Records from a dataset:

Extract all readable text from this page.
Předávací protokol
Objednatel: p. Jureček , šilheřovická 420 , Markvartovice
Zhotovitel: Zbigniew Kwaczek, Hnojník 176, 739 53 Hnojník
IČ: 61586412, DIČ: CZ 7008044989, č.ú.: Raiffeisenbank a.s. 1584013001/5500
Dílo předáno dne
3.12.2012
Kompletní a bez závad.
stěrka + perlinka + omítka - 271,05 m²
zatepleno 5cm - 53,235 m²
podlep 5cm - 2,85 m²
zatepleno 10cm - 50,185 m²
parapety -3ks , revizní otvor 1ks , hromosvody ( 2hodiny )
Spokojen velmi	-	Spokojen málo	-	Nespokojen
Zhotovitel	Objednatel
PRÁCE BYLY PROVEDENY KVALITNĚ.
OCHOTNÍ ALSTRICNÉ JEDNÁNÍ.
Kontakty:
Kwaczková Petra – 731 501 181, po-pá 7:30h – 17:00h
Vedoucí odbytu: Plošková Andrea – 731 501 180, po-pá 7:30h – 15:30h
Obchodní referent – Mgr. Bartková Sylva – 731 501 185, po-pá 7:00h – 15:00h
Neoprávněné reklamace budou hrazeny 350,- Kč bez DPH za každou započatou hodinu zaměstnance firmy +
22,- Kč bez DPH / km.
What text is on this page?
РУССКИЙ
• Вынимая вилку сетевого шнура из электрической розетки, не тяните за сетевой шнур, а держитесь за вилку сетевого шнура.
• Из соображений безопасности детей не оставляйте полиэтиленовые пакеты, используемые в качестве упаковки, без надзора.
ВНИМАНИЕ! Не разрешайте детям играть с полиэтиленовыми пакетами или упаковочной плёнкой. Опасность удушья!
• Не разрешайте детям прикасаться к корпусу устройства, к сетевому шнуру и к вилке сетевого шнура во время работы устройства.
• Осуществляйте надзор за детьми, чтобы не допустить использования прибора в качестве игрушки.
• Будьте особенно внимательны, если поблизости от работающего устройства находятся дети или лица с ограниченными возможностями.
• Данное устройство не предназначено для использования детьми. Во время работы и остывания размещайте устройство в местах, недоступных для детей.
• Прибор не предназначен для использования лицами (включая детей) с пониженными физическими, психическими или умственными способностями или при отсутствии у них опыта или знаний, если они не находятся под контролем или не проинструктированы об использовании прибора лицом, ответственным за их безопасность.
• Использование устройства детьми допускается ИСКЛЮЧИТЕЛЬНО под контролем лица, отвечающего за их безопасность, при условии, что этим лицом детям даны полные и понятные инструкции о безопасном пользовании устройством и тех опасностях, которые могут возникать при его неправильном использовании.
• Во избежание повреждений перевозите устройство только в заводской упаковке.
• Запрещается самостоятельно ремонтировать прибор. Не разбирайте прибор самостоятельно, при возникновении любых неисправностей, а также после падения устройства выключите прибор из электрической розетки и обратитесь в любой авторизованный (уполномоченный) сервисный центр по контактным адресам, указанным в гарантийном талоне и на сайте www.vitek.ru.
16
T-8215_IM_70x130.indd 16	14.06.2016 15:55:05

◆ **WHAT THE TASK ASKS**: Each entry above is to be set down again in exactly the same words.

◆ **SOLVED EXERCISE**:
Extract all readable text from this page.
Předávací protokol
Objednatel: p. Jureček , šilheřovická 420 , Markvartovice
Zhotovitel: Zbigniew Kwaczek, Hnojník 176, 739 53 Hnojník
IČ: 61586412, DIČ: CZ 7008044989, č.ú.: Raiffeisenbank a.s. 1584013001/5500
Dílo předáno dne
3.12.2012
Kompletní a bez závad.
stěrka + perlinka + omítka - 271,05 m²
zatepleno 5cm - 53,235 m²
podlep 5cm - 2,85 m²
zatepleno 10cm - 50,185 m²
parapety -3ks , revizní otvor 1ks , hromosvody ( 2hodiny )
Spokojen velmi	-	Spokojen málo	-	Nespokojen
Zhotovitel	Objednatel
PRÁCE BYLY PROVEDENY KVALITNĚ.
OCHOTNÍ ALSTRICNÉ JEDNÁNÍ.
Kontakty:
Kwaczková Petra – 731 501 181, po-pá 7:30h – 17:00h
Vedoucí odbytu: Plošková Andrea – 731 501 180, po-pá 7:30h – 15:30h
Obchodní referent – Mgr. Bartková Sylva – 731 501 185, po-pá 7:00h – 15:00h
Neoprávněné reklamace budou hrazeny 350,- Kč bez DPH za každou započatou hodinu zaměstnance firmy +
22,- Kč bez DPH / km.
What text is on this page?
РУССКИЙ
• Вынимая вилку сетевого шнура из электрической розетки, не тяните за сетевой шнур, а держитесь за вилку сетевого шнура.
• Из соображений безопасности детей не оставляйте полиэтиленовые пакеты, используемые в качестве упаковки, без надзора.
ВНИМАНИЕ! Не разрешайте детям играть с полиэтиленовыми пакетами или упаковочной плёнкой. Опасность удушья!
• Не разрешайте детям прикасаться к корпусу устройства, к сетевому шнуру и к вилке сетевого шнура во время работы устройства.
• Осуществляйте надзор за детьми, чтобы не допустить использования прибора в качестве игрушки.
• Будьте особенно внимательны, если поблизости от работающего устройства находятся дети или лица с ограниченными возможностями.
• Данное устройство не предназначено для использования детьми. Во время работы и остывания размещайте устройство в местах, недоступных для детей.
• Прибор не предназначен для использования лицами (включая детей) с пониженными физическими, психическими или умственными способностями или при отсутствии у них опыта или знаний, если они не находятся под контролем или не проинструктированы об использовании прибора лицом, ответственным за их безопасность.
• Использование устройства детьми допускается ИСКЛЮЧИТЕЛЬНО под контролем лица, отвечающего за их безопасность, при условии, что этим лицом детям даны полные и понятные инструкции о безопасном пользовании устройством и тех опасностях, которые могут возникать при его неправильном использовании.
• Во избежание повреждений перевозите устройство только в заводской упаковке.
• Запрещается самостоятельно ремонтировать прибор. Не разбирайте прибор самостоятельно, при возникновении любых неисправностей, а также после падения устройства выключите прибор из электрической розетки и обратитесь в любой авторизованный (уполномоченный) сервисный центр по контактным адресам, указанным в гарантийном талоне и на сайте www.vitek.ru.
16
T-8215_IM_70x130.indd 16	14.06.2016 15:55:05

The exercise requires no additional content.